**AIM OF THE TASK**.
Copy each line of the entries that contains the word "units".

[Dataset items]

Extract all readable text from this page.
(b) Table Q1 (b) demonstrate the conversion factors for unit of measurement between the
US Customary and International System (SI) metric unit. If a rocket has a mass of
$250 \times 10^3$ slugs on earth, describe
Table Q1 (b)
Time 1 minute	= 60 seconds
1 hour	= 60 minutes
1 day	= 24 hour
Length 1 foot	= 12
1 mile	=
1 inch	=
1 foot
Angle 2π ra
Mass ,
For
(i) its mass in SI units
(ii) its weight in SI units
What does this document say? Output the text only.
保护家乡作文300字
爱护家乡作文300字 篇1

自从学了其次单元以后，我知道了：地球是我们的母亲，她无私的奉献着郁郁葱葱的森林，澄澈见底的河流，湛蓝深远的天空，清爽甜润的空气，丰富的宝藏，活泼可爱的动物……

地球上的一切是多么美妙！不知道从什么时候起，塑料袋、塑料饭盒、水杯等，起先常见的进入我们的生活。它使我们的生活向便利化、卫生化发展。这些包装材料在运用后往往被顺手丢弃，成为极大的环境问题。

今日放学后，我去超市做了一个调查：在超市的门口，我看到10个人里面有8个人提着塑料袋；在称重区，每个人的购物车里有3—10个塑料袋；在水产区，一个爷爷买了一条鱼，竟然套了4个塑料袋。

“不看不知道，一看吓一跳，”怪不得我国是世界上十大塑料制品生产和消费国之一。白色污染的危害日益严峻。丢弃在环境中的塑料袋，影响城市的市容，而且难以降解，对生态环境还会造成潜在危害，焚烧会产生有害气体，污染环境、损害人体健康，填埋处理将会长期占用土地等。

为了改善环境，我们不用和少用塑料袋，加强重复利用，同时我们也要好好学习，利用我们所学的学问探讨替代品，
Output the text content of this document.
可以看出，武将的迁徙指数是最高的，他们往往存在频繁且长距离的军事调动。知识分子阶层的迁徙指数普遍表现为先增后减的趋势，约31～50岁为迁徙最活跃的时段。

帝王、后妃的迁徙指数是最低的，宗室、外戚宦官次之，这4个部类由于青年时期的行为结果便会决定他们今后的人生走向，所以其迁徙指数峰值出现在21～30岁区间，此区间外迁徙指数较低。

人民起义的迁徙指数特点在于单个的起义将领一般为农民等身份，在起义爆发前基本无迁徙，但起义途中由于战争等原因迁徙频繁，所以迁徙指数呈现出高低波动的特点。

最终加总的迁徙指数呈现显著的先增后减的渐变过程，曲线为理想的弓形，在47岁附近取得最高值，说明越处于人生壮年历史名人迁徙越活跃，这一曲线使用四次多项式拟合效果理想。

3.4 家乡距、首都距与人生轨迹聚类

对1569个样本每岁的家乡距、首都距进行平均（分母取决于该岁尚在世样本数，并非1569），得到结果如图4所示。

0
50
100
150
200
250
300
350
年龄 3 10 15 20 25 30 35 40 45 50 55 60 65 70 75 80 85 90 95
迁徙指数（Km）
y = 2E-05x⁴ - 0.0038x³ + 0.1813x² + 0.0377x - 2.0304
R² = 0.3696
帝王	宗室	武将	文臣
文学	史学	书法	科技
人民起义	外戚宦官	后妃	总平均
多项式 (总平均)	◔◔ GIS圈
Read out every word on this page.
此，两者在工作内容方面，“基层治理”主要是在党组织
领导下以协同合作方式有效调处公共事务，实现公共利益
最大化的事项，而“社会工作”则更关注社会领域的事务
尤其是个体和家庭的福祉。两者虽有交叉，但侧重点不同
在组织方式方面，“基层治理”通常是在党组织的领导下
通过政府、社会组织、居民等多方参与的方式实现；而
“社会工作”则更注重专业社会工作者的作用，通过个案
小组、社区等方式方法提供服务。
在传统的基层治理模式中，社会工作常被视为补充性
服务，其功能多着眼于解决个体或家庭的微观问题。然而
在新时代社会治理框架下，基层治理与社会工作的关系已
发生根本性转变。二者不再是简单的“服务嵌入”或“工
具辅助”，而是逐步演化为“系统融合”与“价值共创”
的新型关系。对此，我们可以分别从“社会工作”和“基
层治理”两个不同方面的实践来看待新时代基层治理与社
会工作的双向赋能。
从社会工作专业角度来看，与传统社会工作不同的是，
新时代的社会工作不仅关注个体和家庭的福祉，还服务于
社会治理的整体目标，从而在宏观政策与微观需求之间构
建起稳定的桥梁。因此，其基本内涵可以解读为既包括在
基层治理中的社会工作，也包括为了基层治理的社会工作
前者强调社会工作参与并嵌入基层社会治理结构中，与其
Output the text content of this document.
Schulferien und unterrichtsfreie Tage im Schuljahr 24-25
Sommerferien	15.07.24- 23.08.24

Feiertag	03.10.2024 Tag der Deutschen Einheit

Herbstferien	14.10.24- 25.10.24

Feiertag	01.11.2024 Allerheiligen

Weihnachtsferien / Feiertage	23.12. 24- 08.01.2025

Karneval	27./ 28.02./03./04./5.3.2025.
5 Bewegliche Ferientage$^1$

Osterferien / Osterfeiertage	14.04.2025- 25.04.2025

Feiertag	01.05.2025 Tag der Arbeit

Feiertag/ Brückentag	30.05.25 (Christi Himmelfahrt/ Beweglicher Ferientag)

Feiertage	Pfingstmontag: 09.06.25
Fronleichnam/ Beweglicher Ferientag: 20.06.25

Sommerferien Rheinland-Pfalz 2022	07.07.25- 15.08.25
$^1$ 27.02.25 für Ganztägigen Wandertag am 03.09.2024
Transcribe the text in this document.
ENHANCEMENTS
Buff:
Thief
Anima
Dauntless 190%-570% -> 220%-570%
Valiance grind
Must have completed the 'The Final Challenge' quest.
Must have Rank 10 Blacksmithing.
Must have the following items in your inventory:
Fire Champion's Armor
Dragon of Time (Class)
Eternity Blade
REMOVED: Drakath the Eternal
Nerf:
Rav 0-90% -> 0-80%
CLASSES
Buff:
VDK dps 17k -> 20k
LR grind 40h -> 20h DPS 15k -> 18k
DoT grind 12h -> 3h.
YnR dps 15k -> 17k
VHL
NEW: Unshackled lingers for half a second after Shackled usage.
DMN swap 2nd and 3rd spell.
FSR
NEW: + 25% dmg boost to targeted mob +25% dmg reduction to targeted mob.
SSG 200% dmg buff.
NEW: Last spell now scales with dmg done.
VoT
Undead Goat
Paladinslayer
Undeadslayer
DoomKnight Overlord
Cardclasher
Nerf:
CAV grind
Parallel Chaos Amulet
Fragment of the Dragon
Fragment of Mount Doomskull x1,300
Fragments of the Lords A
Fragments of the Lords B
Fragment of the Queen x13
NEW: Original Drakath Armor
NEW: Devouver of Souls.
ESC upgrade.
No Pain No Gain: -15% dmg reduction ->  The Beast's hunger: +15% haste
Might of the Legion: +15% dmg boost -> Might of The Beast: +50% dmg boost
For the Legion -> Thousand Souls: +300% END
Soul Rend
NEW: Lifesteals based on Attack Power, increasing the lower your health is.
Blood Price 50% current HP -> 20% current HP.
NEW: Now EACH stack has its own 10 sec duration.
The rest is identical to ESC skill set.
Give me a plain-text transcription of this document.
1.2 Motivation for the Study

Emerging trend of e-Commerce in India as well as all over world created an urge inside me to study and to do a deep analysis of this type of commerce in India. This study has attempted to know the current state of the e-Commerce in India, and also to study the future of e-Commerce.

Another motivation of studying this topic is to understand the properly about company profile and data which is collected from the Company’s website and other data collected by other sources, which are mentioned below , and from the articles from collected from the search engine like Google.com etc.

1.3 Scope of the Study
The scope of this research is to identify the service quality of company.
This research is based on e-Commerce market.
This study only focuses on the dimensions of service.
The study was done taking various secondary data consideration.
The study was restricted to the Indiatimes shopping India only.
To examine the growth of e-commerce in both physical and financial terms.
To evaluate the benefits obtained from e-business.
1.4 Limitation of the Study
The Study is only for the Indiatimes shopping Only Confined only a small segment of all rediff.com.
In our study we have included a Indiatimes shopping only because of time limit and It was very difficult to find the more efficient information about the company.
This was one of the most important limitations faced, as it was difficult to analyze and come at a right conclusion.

**FINISHED TASK**.
(i) its mass in SI units
(ii) its weight in SI units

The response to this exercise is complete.